### Given passage
┌──

At our house, 3 new puppies in the last 4.5 years. We always encountered Mouth Play and have been pretty good at getting everyone to not allow it to take place. It takes a bit of time for sure. I think we all say no mouth play whenever it starts as well and just stop interacting with the one doing it. I think they use their mouths like we use our hands for touch. The grooming and playing as puppies instils this habit as positive long before us. It's an integral way of their playful interaction. Regardless, just keep telling them no, off or whatever you choose and be consistent, i think they all learn. And yes, puppy teeth can be like Pirahna teeth.


----------



## lily cd re (Jul 23, 2012)

I am not sure what to think about your pup's age based on what you say regarding teething, but I don't know that this is the main thing I want to comment on anyway.

I am very concerned that this pup does not have proper bite inhibition. He should not be breaking skin let alone shaking your hand like it is a prey item. This is not acceptable behavior at all for a weaned puppy that is in its forever home. Accidental breaking of skin is one thing, but hard biting and especially not letting go and shaking your hand while biting are very bad behaviors. It is very hard for people to teach this bite inhibition behavior to a dog. Especially it is important that puppies learn this behavior from their littermates before they shed their deciduous teeth. The baby needles are purposely sharp and painful to let the pups learn from each other not to bite hard. I strongly urge you to have either a veterinary behaviorist or a certified behavior consultant (look at ccpdt.org to find a certified behaviorist). Suggestions above are all good for a puppy that doesn't have good structured routines and needs more naps, but I think this pup's behaviors are beyond that range being able to work on their own.


----------



## ivy1 (12 mo ago)

Things are improving. I don't have room for a pen. But I put him in a cage for 15 minutes when he is out of control. Still not sleeping enough. But I put a belly band on him and let him up on the furniture, where he sleeps. He has 5 beds all around the house too. To encourage sleep.


----------



## Skylar (Jul 29, 2016)

└──

### To do
From the thread on puppy biting, return the stretch from "Things are improving." through "(Jul 29, 2016)", copied word for word.

[Document structure recognition data]
┌──

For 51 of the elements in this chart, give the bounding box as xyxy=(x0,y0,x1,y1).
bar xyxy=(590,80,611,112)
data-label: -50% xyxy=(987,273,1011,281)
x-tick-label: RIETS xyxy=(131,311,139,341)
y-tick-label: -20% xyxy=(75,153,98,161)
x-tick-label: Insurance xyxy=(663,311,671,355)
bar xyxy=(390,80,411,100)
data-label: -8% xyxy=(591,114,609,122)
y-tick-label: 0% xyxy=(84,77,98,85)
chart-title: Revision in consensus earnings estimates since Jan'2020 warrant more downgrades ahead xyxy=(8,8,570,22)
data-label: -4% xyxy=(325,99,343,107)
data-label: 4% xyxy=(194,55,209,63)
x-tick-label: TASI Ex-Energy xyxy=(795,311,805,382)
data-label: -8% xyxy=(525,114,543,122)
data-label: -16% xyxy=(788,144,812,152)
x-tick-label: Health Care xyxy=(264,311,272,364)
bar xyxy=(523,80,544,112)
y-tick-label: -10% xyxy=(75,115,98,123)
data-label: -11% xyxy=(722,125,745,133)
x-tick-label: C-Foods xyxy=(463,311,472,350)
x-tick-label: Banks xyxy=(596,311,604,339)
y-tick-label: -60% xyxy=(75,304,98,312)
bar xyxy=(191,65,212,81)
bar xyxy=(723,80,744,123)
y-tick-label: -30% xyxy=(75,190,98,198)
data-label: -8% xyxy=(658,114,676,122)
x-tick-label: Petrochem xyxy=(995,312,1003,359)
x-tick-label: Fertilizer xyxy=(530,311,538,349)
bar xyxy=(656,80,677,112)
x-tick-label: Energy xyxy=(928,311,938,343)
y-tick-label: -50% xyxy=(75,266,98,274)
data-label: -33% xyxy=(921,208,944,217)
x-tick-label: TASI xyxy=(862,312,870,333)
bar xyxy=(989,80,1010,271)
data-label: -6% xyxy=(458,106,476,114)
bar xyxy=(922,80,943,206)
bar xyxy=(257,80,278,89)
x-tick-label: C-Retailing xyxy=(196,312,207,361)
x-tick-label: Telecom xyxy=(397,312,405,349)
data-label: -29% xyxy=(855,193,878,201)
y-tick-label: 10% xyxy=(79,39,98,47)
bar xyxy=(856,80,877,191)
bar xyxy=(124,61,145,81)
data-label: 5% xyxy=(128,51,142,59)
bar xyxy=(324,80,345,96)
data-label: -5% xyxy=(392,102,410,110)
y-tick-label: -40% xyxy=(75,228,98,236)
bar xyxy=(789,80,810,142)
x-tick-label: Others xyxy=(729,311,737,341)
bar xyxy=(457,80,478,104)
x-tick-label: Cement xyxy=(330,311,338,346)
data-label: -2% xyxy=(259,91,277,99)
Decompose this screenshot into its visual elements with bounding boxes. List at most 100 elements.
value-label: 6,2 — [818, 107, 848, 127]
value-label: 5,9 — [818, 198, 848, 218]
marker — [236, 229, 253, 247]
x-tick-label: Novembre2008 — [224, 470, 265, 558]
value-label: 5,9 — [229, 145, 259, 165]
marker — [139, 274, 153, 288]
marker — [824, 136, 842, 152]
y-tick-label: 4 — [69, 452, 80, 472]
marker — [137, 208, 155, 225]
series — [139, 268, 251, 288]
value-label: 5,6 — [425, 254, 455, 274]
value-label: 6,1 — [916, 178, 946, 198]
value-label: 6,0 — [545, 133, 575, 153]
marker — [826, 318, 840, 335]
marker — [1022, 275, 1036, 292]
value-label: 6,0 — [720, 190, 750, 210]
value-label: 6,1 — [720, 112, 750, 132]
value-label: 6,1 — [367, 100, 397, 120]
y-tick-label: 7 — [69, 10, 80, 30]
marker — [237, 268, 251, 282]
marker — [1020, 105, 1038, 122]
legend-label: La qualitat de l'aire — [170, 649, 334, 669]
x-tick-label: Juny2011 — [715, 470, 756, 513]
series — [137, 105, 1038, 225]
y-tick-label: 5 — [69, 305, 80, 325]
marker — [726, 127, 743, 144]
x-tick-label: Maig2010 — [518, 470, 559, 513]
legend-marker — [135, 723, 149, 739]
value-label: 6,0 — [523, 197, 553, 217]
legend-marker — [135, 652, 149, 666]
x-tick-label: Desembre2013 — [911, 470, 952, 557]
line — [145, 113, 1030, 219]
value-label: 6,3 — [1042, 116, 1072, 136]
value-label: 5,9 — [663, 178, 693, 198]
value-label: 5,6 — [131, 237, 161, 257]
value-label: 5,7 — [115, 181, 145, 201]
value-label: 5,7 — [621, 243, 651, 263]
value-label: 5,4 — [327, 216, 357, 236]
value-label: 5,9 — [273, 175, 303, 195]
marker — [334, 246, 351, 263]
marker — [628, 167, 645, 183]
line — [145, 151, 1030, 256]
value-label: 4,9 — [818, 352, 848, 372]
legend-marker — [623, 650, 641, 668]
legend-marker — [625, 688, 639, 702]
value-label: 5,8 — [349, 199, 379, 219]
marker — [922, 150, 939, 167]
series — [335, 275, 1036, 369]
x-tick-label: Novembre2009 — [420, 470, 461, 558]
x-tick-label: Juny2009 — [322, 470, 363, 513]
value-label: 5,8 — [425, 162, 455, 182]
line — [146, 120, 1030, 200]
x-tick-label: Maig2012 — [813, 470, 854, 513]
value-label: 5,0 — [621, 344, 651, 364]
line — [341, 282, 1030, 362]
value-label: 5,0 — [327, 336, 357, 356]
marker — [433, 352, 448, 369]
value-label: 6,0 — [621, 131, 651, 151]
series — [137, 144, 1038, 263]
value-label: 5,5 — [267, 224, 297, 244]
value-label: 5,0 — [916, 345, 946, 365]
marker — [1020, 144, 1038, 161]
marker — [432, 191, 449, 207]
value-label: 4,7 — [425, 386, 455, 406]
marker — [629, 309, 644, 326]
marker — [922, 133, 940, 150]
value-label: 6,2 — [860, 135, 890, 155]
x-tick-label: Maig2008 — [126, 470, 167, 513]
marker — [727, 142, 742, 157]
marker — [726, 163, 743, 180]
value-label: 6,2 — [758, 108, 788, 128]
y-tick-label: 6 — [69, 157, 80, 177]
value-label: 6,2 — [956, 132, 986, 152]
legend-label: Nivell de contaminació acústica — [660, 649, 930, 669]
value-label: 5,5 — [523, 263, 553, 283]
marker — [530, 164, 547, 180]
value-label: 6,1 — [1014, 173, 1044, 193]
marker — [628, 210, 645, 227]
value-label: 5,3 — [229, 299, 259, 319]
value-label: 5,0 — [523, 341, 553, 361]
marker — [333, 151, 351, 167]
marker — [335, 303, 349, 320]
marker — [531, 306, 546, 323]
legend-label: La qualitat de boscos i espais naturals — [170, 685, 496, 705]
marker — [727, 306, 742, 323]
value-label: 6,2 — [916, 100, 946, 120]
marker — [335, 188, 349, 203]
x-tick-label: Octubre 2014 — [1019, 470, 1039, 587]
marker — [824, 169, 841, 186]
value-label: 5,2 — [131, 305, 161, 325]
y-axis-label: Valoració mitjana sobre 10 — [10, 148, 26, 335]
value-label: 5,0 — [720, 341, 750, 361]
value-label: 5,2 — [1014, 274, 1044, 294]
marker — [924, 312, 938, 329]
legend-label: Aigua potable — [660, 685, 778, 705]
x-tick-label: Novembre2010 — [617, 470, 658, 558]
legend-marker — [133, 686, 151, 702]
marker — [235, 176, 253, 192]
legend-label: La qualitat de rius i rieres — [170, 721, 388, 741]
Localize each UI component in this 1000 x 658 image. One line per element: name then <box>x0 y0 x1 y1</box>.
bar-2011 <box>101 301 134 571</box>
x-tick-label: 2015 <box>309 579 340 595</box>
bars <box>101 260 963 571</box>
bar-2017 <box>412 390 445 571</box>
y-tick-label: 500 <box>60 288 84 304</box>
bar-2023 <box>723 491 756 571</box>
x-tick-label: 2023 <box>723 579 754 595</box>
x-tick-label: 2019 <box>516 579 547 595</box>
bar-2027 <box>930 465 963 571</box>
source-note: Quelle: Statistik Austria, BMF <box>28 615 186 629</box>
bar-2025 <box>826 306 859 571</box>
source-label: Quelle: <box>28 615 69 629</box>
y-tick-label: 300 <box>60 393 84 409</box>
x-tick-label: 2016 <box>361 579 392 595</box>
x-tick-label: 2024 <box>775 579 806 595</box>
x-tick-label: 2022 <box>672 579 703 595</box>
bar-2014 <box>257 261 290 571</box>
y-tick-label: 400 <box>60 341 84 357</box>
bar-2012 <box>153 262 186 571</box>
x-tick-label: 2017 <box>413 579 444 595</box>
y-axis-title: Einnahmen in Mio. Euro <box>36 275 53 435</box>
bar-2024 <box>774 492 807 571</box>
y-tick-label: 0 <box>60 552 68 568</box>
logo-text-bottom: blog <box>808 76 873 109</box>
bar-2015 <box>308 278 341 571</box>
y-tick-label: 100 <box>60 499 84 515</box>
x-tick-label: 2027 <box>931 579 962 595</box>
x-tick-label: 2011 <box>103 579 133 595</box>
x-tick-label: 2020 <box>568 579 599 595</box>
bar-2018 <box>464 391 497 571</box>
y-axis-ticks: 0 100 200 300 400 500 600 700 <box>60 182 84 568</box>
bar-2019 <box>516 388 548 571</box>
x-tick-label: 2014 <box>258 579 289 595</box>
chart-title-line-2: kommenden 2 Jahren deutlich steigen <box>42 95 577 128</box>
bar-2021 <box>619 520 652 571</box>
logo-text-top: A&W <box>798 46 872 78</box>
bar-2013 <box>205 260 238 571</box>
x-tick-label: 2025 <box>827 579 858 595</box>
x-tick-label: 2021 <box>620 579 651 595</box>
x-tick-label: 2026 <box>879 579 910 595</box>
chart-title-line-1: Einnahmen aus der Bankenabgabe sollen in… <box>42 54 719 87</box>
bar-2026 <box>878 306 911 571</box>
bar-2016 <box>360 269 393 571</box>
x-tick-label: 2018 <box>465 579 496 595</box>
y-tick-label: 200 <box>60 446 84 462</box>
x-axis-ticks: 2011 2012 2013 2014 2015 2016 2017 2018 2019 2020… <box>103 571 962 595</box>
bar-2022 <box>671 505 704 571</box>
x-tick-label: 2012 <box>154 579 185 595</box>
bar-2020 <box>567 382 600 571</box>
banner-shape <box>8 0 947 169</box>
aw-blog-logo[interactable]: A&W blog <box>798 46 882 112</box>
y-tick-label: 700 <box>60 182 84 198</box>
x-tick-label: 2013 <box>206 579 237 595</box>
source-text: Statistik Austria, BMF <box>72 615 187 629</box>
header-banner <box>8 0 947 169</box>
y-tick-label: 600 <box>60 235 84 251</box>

└──

### Finished exercise
Things are improving. I don't have room for a pen. But I put him in a cage for 15 minutes when he is out of control. Still not sleeping enough. But I put a belly band on him and let him up on the furniture, where he sleeps. He has 5 beds all around the house too. To encourage sleep.


----------



## Skylar (Jul 29, 2016)